INSTRUCTIONS TO FOLLOW: Say how many lines in the records include the string "pensiones", adding no other words.

[Recorded data]
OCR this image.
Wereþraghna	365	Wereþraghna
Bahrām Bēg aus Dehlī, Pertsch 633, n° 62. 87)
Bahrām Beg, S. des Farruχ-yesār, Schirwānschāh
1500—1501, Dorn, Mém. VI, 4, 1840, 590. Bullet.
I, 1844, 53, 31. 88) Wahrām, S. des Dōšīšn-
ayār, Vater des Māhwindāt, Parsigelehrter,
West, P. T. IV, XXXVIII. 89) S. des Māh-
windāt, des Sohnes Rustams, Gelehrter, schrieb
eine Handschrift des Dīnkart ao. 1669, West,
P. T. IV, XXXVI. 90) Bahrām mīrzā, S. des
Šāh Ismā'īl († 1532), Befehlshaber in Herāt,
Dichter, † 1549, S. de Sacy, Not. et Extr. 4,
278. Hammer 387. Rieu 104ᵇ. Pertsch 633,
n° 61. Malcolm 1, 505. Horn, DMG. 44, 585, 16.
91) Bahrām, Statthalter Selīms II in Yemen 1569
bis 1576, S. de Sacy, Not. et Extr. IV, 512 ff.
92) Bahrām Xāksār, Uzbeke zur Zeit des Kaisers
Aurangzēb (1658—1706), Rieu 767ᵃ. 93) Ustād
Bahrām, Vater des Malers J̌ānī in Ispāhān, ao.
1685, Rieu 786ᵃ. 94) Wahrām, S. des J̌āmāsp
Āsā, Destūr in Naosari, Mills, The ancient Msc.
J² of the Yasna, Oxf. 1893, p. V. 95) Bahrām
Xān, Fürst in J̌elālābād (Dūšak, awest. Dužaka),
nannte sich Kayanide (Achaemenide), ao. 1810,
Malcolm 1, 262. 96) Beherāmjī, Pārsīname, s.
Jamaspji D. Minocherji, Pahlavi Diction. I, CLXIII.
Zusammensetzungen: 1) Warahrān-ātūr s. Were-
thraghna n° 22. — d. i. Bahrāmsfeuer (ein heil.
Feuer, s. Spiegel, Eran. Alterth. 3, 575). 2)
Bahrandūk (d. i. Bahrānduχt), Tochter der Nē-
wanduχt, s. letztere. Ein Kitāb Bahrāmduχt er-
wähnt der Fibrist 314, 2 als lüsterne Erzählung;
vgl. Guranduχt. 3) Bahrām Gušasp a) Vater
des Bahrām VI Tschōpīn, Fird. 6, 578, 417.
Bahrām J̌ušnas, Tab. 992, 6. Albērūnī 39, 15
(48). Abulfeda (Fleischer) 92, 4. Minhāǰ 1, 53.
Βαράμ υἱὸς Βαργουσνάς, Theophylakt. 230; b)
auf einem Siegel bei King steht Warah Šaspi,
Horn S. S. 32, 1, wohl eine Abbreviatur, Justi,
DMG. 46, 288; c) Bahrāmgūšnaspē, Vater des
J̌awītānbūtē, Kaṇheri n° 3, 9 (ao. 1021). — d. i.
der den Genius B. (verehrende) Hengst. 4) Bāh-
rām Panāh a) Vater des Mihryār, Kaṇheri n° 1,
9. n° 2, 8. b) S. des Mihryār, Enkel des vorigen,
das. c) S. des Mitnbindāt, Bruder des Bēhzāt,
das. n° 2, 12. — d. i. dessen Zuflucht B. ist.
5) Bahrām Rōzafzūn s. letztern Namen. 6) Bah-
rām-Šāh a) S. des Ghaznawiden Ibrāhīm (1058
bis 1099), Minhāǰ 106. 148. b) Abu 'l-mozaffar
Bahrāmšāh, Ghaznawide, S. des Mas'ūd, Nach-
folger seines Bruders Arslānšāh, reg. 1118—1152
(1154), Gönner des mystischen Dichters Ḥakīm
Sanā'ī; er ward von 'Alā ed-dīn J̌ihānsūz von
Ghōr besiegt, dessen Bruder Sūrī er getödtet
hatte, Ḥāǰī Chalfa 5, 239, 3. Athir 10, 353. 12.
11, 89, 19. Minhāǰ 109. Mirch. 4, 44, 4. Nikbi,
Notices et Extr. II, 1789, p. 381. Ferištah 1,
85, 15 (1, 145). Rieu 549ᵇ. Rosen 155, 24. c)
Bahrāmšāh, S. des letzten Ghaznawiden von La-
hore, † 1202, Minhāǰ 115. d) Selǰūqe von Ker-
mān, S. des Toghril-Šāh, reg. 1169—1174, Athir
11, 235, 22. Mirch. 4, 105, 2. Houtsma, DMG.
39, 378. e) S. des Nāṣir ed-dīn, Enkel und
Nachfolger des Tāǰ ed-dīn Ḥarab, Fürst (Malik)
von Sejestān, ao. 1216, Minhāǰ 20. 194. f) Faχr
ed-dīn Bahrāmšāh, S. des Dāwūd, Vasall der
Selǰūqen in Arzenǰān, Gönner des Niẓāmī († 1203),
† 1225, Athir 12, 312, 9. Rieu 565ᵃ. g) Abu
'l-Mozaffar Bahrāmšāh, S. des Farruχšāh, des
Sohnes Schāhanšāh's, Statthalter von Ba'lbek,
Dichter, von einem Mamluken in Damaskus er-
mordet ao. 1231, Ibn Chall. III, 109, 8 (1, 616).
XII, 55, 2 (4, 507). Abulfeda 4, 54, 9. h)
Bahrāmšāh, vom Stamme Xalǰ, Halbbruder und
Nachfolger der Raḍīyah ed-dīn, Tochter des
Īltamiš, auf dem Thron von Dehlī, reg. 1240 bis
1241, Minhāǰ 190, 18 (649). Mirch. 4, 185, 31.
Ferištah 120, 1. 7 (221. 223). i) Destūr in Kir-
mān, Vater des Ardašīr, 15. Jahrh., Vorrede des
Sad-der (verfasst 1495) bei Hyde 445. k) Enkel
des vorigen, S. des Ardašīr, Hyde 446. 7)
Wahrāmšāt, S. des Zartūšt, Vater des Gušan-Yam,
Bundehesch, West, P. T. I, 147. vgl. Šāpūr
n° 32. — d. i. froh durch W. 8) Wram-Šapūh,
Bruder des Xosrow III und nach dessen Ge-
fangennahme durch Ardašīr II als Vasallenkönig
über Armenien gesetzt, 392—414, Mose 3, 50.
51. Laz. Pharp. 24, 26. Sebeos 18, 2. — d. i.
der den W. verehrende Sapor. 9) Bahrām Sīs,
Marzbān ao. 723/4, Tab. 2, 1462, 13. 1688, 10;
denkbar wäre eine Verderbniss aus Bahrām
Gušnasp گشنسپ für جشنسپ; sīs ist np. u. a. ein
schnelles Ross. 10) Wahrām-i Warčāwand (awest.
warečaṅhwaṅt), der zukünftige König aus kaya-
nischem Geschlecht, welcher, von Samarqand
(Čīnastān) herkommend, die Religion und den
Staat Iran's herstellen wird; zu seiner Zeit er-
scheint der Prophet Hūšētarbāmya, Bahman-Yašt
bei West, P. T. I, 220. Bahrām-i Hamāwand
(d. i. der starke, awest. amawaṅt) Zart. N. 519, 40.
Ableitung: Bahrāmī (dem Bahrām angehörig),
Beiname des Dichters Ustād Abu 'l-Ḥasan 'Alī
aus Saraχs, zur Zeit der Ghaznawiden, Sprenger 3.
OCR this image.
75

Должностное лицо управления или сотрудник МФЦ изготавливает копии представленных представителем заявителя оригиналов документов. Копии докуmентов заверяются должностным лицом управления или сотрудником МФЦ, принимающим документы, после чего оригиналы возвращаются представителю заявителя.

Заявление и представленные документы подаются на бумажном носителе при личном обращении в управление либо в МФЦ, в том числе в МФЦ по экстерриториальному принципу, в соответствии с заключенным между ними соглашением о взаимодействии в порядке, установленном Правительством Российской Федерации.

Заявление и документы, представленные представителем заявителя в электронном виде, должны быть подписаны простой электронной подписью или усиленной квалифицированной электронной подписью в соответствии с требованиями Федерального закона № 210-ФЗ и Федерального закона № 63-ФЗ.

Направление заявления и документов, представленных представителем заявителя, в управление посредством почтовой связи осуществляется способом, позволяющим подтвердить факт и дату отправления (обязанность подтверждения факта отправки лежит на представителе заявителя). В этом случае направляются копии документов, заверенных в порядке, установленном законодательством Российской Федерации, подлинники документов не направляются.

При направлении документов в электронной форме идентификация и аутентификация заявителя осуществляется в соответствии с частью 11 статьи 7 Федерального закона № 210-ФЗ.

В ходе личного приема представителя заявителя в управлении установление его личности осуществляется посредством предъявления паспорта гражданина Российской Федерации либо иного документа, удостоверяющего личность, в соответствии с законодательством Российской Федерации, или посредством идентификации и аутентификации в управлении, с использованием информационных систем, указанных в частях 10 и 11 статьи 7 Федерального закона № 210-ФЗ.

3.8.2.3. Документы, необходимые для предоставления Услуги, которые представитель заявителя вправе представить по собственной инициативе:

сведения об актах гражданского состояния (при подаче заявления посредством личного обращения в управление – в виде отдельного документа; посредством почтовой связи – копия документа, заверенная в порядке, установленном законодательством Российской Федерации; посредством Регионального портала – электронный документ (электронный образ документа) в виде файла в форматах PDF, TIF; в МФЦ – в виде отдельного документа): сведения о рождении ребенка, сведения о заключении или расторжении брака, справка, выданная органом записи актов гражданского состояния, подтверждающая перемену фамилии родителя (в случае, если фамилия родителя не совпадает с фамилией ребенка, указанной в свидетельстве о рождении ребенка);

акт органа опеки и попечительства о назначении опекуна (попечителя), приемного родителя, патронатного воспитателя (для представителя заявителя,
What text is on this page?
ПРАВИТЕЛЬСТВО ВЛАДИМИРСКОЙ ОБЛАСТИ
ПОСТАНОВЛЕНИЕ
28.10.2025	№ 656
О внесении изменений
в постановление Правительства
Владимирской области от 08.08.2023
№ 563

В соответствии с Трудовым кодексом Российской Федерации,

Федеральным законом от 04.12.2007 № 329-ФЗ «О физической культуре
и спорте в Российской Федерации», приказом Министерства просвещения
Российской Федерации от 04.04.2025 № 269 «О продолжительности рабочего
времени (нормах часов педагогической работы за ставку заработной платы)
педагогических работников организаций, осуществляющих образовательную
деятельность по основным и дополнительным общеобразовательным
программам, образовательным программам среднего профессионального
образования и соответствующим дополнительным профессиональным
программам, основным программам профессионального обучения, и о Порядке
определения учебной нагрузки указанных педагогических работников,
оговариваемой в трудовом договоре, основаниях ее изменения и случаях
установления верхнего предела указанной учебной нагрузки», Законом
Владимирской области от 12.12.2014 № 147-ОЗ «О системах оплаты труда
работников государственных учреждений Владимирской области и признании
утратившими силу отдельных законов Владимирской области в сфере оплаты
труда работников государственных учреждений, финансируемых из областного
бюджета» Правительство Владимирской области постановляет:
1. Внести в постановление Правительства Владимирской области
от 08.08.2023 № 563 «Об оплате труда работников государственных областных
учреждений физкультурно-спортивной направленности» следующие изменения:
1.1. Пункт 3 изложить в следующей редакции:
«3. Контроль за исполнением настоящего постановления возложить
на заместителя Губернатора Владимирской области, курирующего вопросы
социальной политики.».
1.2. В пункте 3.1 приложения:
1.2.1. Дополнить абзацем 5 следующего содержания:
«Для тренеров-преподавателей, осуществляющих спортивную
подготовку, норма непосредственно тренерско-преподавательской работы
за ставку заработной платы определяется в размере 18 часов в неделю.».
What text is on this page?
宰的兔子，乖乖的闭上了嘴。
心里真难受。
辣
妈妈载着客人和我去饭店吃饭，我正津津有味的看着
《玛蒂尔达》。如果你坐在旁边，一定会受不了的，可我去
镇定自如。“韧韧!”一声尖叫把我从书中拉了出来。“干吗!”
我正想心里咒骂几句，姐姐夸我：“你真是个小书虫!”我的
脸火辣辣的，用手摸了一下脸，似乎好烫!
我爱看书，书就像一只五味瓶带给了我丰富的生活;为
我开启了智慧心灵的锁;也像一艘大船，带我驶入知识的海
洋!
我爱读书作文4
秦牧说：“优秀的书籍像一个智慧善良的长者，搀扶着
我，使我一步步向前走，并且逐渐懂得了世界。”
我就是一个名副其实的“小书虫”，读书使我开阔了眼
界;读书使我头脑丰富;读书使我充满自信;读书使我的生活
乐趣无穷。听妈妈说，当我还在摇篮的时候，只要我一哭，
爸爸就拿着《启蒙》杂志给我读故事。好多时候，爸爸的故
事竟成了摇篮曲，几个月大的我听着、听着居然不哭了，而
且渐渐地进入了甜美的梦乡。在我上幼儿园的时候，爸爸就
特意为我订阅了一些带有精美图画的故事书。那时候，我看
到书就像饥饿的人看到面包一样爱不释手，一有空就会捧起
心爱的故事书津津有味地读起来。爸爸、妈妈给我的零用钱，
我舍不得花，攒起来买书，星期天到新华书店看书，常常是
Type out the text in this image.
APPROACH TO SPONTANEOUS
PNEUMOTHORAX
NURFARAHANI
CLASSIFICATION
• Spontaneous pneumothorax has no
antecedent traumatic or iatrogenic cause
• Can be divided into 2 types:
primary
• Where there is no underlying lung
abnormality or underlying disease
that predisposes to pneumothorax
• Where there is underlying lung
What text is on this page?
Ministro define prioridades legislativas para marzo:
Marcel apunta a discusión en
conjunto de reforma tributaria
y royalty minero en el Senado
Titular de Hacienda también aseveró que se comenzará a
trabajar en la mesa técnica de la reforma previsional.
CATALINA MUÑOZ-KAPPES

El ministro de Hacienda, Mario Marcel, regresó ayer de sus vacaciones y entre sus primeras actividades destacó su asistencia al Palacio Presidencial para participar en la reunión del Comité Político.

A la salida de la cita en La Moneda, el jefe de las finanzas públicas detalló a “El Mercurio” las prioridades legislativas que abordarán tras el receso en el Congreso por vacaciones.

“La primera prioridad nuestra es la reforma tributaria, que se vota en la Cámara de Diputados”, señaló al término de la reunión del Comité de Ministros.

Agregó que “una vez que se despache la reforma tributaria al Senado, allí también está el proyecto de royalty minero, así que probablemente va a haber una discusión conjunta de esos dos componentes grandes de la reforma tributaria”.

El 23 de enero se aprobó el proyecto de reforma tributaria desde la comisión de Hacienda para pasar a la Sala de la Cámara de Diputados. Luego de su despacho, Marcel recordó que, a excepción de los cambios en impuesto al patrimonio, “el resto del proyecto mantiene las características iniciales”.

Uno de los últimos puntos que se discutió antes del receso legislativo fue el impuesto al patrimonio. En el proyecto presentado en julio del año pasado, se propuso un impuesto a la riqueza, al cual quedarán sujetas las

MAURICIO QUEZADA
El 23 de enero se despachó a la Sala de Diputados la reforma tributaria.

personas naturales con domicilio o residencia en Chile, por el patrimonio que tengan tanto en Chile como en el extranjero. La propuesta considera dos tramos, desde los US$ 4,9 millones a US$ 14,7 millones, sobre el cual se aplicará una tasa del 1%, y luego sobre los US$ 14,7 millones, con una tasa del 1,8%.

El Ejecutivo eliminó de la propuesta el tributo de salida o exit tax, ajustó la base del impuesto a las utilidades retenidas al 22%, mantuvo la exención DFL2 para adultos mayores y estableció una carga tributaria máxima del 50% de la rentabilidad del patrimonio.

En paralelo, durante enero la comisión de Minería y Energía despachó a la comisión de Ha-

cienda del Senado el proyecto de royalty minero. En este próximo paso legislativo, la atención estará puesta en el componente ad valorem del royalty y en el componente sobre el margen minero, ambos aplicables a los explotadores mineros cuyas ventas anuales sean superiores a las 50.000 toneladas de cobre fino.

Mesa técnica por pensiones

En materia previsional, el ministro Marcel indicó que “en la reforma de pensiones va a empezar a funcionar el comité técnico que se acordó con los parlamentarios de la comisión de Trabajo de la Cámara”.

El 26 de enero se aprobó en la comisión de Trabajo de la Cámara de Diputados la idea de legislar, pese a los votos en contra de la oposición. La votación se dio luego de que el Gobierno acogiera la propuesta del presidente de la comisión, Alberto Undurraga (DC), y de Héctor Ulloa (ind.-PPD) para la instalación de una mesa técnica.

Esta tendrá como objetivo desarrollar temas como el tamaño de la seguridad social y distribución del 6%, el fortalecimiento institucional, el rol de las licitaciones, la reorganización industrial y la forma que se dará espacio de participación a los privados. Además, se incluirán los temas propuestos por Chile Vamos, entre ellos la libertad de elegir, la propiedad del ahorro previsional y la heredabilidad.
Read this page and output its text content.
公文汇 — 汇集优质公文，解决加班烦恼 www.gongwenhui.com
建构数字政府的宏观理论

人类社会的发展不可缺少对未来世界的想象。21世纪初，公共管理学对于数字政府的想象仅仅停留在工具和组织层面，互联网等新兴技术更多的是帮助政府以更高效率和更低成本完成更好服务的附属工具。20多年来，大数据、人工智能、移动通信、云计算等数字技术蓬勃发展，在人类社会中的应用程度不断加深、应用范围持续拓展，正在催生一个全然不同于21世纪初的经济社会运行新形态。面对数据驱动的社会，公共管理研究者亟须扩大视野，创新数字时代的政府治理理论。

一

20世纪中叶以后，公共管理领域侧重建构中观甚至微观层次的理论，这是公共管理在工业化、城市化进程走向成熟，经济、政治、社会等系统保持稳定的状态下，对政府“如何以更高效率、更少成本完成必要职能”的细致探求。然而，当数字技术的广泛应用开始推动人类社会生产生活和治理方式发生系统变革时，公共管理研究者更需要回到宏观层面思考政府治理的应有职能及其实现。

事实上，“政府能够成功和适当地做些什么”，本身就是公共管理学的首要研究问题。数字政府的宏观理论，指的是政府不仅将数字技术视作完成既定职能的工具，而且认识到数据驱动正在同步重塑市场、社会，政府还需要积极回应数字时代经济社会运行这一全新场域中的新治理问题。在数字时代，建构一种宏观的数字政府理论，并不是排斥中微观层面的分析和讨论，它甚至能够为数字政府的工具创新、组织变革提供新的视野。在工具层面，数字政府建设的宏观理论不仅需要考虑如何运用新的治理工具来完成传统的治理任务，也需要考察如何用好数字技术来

THE ANSWER: 2